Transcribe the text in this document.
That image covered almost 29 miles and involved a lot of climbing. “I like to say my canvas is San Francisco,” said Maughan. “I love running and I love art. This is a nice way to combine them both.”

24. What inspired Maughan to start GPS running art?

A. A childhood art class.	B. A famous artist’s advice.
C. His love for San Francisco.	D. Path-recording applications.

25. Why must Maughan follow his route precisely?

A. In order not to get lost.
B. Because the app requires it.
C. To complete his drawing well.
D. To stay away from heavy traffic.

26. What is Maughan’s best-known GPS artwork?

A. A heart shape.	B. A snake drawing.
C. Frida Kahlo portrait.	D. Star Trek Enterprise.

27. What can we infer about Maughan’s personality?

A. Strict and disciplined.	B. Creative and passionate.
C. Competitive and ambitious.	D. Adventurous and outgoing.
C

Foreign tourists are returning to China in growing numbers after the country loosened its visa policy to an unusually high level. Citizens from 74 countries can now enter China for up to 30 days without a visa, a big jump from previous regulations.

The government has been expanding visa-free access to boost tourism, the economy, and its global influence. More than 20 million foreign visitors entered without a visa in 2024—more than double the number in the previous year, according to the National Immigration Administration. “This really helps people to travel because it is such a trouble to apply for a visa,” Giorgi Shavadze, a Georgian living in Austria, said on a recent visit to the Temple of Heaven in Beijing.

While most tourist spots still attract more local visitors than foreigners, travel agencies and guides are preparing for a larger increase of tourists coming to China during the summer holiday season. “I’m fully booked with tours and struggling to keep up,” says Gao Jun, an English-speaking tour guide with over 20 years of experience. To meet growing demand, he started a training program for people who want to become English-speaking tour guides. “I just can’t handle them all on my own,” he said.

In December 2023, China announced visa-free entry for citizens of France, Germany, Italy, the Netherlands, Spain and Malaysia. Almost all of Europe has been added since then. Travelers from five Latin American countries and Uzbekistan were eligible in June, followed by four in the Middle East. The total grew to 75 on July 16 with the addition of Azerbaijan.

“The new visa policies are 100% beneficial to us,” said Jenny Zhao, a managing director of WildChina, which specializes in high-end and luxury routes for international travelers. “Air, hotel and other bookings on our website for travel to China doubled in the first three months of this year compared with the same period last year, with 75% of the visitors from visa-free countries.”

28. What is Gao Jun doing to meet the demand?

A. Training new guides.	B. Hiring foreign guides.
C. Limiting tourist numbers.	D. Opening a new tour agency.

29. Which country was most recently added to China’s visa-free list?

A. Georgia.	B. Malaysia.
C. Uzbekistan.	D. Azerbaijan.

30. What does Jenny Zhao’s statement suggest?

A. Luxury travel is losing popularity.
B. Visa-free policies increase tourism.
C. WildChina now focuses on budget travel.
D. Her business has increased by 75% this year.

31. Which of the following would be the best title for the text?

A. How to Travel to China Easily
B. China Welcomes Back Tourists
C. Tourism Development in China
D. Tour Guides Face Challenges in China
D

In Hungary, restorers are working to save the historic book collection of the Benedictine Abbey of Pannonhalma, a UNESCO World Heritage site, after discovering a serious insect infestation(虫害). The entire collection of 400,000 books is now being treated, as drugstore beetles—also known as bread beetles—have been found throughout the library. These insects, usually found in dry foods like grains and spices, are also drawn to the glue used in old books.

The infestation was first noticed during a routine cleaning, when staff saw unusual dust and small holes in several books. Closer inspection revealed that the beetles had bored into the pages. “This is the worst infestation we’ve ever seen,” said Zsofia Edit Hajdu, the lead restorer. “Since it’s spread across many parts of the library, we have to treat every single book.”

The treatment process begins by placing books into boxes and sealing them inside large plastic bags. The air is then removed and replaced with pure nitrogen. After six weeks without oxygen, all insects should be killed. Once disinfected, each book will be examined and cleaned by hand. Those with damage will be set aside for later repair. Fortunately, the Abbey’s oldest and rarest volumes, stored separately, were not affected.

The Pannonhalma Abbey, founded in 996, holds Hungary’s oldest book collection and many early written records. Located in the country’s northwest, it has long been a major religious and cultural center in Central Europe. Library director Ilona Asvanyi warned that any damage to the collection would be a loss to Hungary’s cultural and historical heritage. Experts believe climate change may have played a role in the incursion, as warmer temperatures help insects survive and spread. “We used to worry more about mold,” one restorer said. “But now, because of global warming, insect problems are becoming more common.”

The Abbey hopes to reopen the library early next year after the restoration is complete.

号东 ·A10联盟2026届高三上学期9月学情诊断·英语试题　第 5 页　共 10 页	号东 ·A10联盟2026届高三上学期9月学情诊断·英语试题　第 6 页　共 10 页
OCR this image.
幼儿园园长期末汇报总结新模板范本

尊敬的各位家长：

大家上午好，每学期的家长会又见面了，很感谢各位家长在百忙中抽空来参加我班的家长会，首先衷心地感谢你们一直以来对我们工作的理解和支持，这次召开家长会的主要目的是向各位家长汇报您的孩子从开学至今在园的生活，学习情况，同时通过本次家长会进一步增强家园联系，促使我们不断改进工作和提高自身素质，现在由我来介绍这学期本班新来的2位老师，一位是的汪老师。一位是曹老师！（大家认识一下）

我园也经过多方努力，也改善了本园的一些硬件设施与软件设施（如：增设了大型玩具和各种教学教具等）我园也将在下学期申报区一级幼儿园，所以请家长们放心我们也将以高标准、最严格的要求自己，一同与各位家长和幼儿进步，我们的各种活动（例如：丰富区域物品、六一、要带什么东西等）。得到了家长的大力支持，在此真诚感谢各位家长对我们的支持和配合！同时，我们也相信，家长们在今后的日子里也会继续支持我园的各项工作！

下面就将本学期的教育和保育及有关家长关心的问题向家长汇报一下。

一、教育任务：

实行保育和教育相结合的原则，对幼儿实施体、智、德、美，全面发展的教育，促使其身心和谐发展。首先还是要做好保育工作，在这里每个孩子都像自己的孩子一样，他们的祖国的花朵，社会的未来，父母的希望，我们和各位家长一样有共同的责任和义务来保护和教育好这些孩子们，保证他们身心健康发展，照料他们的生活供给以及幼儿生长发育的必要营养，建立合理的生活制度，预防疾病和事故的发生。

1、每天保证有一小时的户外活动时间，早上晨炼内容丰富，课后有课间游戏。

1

________________

Task statement: Type out the whole listing above again, exactly as it stands.

Exercise solution:
Transcribe the text in this document.
That image covered almost 29 miles and involved a lot of climbing. “I like to say my canvas is San Francisco,” said Maughan. “I love running and I love art. This is a nice way to combine them both.”

24. What inspired Maughan to start GPS running art?

A. A childhood art class.	B. A famous artist’s advice.
C. His love for San Francisco.	D. Path-recording applications.

25. Why must Maughan follow his route precisely?

A. In order not to get lost.
B. Because the app requires it.
C. To complete his drawing well.
D. To stay away from heavy traffic.

26. What is Maughan’s best-known GPS artwork?

A. A heart shape.	B. A snake drawing.
C. Frida Kahlo portrait.	D. Star Trek Enterprise.

27. What can we infer about Maughan’s personality?

A. Strict and disciplined.	B. Creative and passionate.
C. Competitive and ambitious.	D. Adventurous and outgoing.
C

Foreign tourists are returning to China in growing numbers after the country loosened its visa policy to an unusually high level. Citizens from 74 countries can now enter China for up to 30 days without a visa, a big jump from previous regulations.

The government has been expanding visa-free access to boost tourism, the economy, and its global influence. More than 20 million foreign visitors entered without a visa in 2024—more than double the number in the previous year, according to the National Immigration Administration. “This really helps people to travel because it is such a trouble to apply for a visa,” Giorgi Shavadze, a Georgian living in Austria, said on a recent visit to the Temple of Heaven in Beijing.

While most tourist spots still attract more local visitors than foreigners, travel agencies and guides are preparing for a larger increase of tourists coming to China during the summer holiday season. “I’m fully booked with tours and struggling to keep up,” says Gao Jun, an English-speaking tour guide with over 20 years of experience. To meet growing demand, he started a training program for people who want to become English-speaking tour guides. “I just can’t handle them all on my own,” he said.

In December 2023, China announced visa-free entry for citizens of France, Germany, Italy, the Netherlands, Spain and Malaysia. Almost all of Europe has been added since then. Travelers from five Latin American countries and Uzbekistan were eligible in June, followed by four in the Middle East. The total grew to 75 on July 16 with the addition of Azerbaijan.

“The new visa policies are 100% beneficial to us,” said Jenny Zhao, a managing director of WildChina, which specializes in high-end and luxury routes for international travelers. “Air, hotel and other bookings on our website for travel to China doubled in the first three months of this year compared with the same period last year, with 75% of the visitors from visa-free countries.”

28. What is Gao Jun doing to meet the demand?

A. Training new guides.	B. Hiring foreign guides.
C. Limiting tourist numbers.	D. Opening a new tour agency.

29. Which country was most recently added to China’s visa-free list?

A. Georgia.	B. Malaysia.
C. Uzbekistan.	D. Azerbaijan.

30. What does Jenny Zhao’s statement suggest?

A. Luxury travel is losing popularity.
B. Visa-free policies increase tourism.
C. WildChina now focuses on budget travel.
D. Her business has increased by 75% this year.

31. Which of the following would be the best title for the text?

A. How to Travel to China Easily
B. China Welcomes Back Tourists
C. Tourism Development in China
D. Tour Guides Face Challenges in China
D

In Hungary, restorers are working to save the historic book collection of the Benedictine Abbey of Pannonhalma, a UNESCO World Heritage site, after discovering a serious insect infestation(虫害). The entire collection of 400,000 books is now being treated, as drugstore beetles—also known as bread beetles—have been found throughout the library. These insects, usually found in dry foods like grains and spices, are also drawn to the glue used in old books.

The infestation was first noticed during a routine cleaning, when staff saw unusual dust and small holes in several books. Closer inspection revealed that the beetles had bored into the pages. “This is the worst infestation we’ve ever seen,” said Zsofia Edit Hajdu, the lead restorer. “Since it’s spread across many parts of the library, we have to treat every single book.”

The treatment process begins by placing books into boxes and sealing them inside large plastic bags. The air is then removed and replaced with pure nitrogen. After six weeks without oxygen, all insects should be killed. Once disinfected, each book will be examined and cleaned by hand. Those with damage will be set aside for later repair. Fortunately, the Abbey’s oldest and rarest volumes, stored separately, were not affected.

The Pannonhalma Abbey, founded in 996, holds Hungary’s oldest book collection and many early written records. Located in the country’s northwest, it has long been a major religious and cultural center in Central Europe. Library director Ilona Asvanyi warned that any damage to the collection would be a loss to Hungary’s cultural and historical heritage. Experts believe climate change may have played a role in the incursion, as warmer temperatures help insects survive and spread. “We used to worry more about mold,” one restorer said. “But now, because of global warming, insect problems are becoming more common.”

The Abbey hopes to reopen the library early next year after the restoration is complete.

号东 ·A10联盟2026届高三上学期9月学情诊断·英语试题　第 5 页　共 10 页	号东 ·A10联盟2026届高三上学期9月学情诊断·英语试题　第 6 页　共 10 页
OCR this image.
幼儿园园长期末汇报总结新模板范本

尊敬的各位家长：

大家上午好，每学期的家长会又见面了，很感谢各位家长在百忙中抽空来参加我班的家长会，首先衷心地感谢你们一直以来对我们工作的理解和支持，这次召开家长会的主要目的是向各位家长汇报您的孩子从开学至今在园的生活，学习情况，同时通过本次家长会进一步增强家园联系，促使我们不断改进工作和提高自身素质，现在由我来介绍这学期本班新来的2位老师，一位是的汪老师。一位是曹老师！（大家认识一下）

我园也经过多方努力，也改善了本园的一些硬件设施与软件设施（如：增设了大型玩具和各种教学教具等）我园也将在下学期申报区一级幼儿园，所以请家长们放心我们也将以高标准、最严格的要求自己，一同与各位家长和幼儿进步，我们的各种活动（例如：丰富区域物品、六一、要带什么东西等）。得到了家长的大力支持，在此真诚感谢各位家长对我们的支持和配合！同时，我们也相信，家长们在今后的日子里也会继续支持我园的各项工作！

下面就将本学期的教育和保育及有关家长关心的问题向家长汇报一下。

一、教育任务：

实行保育和教育相结合的原则，对幼儿实施体、智、德、美，全面发展的教育，促使其身心和谐发展。首先还是要做好保育工作，在这里每个孩子都像自己的孩子一样，他们的祖国的花朵，社会的未来，父母的希望，我们和各位家长一样有共同的责任和义务来保护和教育好这些孩子们，保证他们身心健康发展，照料他们的生活供给以及幼儿生长发育的必要营养，建立合理的生活制度，预防疾病和事故的发生。

1、每天保证有一小时的户外活动时间，早上晨炼内容丰富，课后有课间游戏。

1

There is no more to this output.